- _Document text_:
** begin **
# Giving pony away to avoid further action



## waresbear (Jun 18, 2011)

Your post was difficult to follow, so let me see if I understood this....You took a pony in on consignment. A lady bought him & she wanted a coggins, so you handed over the coggins papers the consignee gave to you. The lady buyer calls the vet on the papers and vet knows nothing of the pony listed. She screams forgery and calls the cops (odd, guess police up your way have nothing less to do). Then you offer to have a new coggins pulled & pay for it, give her the pony and money for gas because?? That is where I am lost.


----------



## victorialicious7 (Jan 22, 2011)

No I sent the pony on consignment and forgery wasn't thought about although thats what we thought may happen. We offered first to solve the problem (coggins was from old owner, not us, but he never left the farm so it wasn't a priority b/c we knew he was neg. since another one we had recently was neg.) by paying for a new coggins if it was a problem, then they kept calling more authorities so we basically said take the pony before it went to court and in the end we did both plus pay the consigner to take the money back to her.


----------



## Speed Racer (Oct 21, 2009)

I'm not sure I understand. 

Prospective buyer wanted a new coggins pulled, and for some reason you didn't do it. 

What about that scenario would lead her to bring in the police, or make you think you needed to refund her money and give her the pony for free? Was there something shady about the initial transaction that worried you? I can't for the life of me understand why you'd fold up like a deck of cards, just because she threatened legal action over something.

If she wanted a new coggins pulled and you didn't get one, I don't see how that translates into her getting the pony for nothing, plus you paying transport costs. There's a lot of the story missing, apparently.


----------



## victorialicious7 (Jan 22, 2011)

No we offered to pull a fresh coggins and pay for it, the other coggins was from his last owner. WE tried to negotiate, but in the end we just wanted a good home for him, not this fuss.


----------



## crimsonsky (Feb 18, 2011)

Speed Racer said:


> I'm not sure I understand.
> 
> Prospective buyer wanted a new coggins pulled, and for some reason you didn't do it.
> 
> ...


exactly. i'm quite confused here. :/


----------



## KarrotKreek (Mar 31, 2012)

I guess if the original Coggins was forged, which is how I'm reading the OPs post, I'm still not sure why all the trouble to get rid of the horse for free, pay travel costs and new test? I don't know what your legal obligations are if a consignor forged information.
** end **
- _Objective 1_:
Reproduce the pony consignment thread from "## Speed Racer" to "action over something.".
- _Objective 2_:
In the pony consignment thread, whose coggins does victorialicious7 say came with the pony?
The material that comes next has no connection to the pony consignment thread.

- _Information shown_:
** begin **
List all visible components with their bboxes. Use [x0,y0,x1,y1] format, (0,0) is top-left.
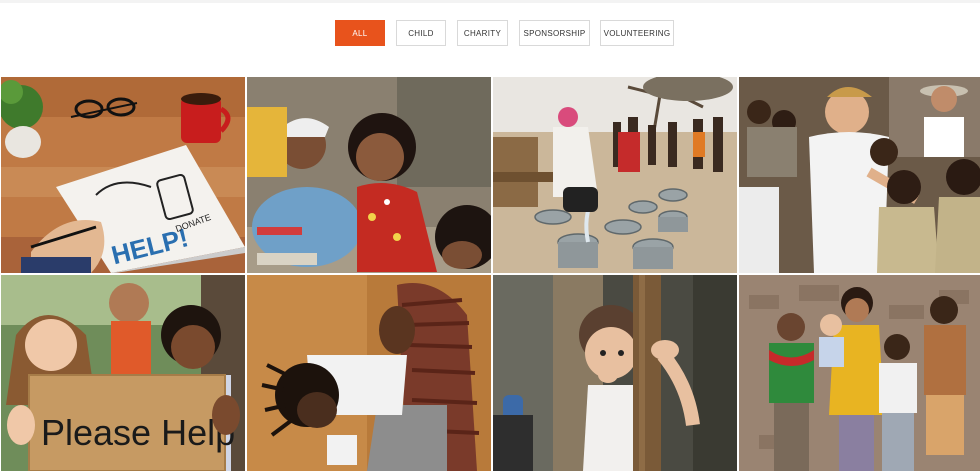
** end **
- _Complete response 1_:
## Speed Racer (Oct 21, 2009)

I'm not sure I understand. 

Prospective buyer wanted a new coggins pulled, and for some reason you didn't do it. 

What about that scenario would lead her to bring in the police, or make you think you needed to refund her money and give her the pony for free? Was there something shady about the initial transaction that worried you? I can't for the life of me understand why you'd fold up like a deck of cards, just because she threatened legal action over something.

- _Complete response 2_:
It was from the pony's previous owner.